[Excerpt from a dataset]
▼
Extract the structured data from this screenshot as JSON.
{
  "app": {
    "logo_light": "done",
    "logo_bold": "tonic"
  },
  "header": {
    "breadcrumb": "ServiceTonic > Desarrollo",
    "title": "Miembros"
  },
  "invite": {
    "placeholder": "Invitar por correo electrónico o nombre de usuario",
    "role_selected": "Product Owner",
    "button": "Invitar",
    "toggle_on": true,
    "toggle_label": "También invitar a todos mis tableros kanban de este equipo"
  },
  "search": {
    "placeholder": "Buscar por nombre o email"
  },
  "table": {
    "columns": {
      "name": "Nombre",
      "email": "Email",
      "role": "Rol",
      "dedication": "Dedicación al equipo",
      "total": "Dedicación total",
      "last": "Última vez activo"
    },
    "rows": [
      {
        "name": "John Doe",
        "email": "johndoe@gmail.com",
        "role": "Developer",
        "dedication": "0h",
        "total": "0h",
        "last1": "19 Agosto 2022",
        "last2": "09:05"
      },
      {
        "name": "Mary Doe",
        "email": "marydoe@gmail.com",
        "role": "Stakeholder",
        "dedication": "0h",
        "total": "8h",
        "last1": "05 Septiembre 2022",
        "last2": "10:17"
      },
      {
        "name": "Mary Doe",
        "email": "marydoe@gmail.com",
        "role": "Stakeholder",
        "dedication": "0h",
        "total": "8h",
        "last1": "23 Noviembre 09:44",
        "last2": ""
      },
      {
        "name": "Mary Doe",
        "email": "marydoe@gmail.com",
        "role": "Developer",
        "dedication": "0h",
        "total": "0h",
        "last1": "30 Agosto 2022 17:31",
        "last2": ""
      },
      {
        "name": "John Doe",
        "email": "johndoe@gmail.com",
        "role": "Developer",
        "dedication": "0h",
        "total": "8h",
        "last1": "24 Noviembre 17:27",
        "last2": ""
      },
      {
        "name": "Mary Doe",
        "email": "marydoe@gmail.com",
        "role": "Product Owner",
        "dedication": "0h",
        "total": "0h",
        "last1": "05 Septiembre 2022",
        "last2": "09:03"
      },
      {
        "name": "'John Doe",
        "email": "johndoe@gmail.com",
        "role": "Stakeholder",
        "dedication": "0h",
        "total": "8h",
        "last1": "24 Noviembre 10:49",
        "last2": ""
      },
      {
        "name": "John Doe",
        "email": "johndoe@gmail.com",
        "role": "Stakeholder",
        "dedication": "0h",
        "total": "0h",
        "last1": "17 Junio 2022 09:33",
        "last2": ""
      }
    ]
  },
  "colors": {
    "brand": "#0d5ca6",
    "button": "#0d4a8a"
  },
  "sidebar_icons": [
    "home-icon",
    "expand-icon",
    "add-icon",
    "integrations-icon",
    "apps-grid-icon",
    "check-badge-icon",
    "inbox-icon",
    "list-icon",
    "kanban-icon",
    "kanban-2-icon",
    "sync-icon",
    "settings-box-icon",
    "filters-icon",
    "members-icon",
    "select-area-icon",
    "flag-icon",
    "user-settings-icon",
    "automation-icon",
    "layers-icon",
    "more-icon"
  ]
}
▲
What you need to do: Gather each line of the records holding the string "Owner".

Exercise solution:
    "role_selected": "Product Owner",
        "role": "Product Owner",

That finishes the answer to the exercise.